*TASK TO CARRY OUT*.
Which lines in the records below contain the word "talking"? Copy each one out.

▼

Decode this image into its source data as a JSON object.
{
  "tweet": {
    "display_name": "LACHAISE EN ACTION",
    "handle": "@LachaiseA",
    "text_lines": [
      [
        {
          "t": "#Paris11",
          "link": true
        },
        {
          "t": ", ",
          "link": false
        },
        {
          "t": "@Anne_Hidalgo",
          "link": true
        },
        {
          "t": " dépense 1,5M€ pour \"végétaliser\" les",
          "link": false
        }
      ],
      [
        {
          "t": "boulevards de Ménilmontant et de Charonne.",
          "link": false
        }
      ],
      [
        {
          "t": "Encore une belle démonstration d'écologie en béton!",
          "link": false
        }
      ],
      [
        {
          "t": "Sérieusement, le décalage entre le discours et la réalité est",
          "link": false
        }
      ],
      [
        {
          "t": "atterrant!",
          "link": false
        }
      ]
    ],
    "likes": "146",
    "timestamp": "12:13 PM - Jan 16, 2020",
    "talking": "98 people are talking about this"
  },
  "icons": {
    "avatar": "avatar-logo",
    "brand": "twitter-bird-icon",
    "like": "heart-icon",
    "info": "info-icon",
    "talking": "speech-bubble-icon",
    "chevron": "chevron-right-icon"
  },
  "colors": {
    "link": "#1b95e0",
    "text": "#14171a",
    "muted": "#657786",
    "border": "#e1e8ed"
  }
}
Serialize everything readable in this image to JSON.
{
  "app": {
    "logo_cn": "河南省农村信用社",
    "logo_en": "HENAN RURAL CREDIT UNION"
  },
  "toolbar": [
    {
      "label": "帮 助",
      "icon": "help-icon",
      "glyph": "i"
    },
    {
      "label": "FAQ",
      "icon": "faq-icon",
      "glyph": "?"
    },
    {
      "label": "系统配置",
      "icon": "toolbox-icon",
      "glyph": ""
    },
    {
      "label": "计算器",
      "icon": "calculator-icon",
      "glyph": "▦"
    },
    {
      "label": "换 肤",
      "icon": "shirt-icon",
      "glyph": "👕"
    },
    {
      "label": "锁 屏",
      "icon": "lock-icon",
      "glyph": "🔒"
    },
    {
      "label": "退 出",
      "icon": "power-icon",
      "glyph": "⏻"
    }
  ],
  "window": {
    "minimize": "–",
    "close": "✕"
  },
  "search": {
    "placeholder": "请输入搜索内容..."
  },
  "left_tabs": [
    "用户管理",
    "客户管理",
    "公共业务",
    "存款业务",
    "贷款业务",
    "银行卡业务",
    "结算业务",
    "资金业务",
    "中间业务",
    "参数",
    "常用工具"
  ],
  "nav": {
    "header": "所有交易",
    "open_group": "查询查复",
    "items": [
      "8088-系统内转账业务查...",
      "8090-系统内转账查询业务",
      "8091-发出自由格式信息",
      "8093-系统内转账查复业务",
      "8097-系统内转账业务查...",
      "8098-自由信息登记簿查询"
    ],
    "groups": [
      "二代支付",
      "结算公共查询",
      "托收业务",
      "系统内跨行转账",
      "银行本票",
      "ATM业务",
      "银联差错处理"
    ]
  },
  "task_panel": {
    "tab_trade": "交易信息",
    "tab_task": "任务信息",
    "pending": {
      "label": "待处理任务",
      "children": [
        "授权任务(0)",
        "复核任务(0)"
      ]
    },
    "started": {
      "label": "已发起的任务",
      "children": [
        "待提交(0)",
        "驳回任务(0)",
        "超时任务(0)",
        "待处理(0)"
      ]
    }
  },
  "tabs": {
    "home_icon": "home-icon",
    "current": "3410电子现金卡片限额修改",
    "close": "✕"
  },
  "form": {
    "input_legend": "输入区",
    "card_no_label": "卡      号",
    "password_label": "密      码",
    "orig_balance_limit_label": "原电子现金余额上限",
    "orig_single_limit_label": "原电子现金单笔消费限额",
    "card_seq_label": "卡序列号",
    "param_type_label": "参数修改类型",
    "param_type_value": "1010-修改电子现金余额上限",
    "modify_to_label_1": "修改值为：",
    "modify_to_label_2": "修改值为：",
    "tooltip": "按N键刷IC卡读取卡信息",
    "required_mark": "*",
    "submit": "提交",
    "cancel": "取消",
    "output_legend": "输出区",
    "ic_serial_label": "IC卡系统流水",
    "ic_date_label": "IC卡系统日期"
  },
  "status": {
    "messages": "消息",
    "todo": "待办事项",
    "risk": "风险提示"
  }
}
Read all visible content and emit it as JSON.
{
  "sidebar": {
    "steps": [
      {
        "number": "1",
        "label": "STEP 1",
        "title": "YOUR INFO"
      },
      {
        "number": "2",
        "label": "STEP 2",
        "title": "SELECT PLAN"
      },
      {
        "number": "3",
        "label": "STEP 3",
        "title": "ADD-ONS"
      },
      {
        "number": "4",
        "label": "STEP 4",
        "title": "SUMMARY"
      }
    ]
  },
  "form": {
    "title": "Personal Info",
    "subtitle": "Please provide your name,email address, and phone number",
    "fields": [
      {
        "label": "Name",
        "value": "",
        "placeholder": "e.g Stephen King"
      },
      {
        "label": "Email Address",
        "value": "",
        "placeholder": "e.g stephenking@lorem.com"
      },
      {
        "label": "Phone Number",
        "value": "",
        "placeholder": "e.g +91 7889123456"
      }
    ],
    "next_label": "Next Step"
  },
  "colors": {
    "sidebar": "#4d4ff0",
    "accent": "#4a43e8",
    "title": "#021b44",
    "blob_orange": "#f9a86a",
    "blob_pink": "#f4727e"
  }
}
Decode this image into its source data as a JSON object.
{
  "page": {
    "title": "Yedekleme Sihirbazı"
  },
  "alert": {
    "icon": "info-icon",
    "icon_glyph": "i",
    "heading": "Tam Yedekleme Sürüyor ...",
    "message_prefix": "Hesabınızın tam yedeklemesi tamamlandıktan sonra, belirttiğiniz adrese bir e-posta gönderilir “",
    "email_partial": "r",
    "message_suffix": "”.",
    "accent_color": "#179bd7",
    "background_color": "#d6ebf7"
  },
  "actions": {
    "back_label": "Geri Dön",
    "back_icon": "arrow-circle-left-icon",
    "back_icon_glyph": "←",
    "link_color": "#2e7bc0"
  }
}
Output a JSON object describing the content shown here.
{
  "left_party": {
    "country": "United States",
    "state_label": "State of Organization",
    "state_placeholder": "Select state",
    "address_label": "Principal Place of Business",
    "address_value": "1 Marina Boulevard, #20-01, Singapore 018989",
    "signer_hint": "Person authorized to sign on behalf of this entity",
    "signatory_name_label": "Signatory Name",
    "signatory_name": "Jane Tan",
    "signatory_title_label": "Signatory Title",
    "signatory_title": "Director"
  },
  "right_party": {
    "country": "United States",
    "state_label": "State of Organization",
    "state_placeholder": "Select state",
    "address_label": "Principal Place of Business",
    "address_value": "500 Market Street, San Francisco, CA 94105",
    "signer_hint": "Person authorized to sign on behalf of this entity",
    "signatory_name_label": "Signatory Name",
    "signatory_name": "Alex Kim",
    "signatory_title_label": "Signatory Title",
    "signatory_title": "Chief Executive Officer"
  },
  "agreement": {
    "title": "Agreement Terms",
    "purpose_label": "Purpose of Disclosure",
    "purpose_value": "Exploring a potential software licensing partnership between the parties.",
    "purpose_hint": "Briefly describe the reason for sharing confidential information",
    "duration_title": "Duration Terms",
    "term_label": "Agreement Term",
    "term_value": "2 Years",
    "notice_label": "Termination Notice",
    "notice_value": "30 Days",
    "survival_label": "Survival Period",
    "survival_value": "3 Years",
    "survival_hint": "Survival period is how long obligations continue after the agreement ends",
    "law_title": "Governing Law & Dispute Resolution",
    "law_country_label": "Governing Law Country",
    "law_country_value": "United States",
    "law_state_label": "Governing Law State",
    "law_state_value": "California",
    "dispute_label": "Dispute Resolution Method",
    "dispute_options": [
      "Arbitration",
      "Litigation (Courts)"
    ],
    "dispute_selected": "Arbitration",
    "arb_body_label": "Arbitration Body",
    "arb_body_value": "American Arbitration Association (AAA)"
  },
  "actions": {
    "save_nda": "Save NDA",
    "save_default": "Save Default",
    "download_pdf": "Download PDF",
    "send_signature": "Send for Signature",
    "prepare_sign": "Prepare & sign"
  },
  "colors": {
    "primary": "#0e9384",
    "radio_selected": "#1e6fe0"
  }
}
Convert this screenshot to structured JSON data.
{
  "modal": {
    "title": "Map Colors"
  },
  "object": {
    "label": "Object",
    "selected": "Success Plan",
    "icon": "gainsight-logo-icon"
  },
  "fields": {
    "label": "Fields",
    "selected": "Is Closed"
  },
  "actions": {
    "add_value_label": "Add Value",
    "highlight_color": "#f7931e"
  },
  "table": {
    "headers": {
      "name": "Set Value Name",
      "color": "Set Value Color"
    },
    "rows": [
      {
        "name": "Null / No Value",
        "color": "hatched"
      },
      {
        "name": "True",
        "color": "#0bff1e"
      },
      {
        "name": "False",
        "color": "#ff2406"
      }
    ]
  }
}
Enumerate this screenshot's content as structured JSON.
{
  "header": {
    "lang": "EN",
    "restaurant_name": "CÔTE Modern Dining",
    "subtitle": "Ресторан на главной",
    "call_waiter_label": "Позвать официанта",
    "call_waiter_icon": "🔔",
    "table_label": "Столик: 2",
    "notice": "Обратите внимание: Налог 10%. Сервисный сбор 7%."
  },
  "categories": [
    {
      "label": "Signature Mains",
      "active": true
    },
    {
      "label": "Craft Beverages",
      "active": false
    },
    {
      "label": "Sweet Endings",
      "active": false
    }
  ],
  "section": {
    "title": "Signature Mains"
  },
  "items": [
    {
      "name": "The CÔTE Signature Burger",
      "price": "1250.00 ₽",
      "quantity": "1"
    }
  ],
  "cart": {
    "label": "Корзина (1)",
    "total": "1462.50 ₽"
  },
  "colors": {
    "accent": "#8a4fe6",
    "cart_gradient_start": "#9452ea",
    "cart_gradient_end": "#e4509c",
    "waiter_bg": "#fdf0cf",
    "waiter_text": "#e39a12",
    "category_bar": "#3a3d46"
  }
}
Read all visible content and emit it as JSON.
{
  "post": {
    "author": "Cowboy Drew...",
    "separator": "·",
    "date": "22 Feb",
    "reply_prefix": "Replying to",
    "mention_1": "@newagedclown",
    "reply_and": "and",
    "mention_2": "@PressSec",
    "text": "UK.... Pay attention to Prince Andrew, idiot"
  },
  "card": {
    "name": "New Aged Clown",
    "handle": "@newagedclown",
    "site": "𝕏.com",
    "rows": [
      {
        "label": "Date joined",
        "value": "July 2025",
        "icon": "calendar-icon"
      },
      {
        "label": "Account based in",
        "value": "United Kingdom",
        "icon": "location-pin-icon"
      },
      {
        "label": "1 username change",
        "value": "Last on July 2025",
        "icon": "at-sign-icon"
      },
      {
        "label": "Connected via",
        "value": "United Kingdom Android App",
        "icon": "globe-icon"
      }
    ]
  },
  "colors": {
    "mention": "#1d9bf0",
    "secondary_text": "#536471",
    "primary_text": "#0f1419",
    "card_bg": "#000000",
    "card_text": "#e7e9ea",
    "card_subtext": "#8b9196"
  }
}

▲

*RESPONSE FOR THIS EXERCISE*.
    "talking": "98 people are talking about this"
    "talking": "speech-bubble-icon",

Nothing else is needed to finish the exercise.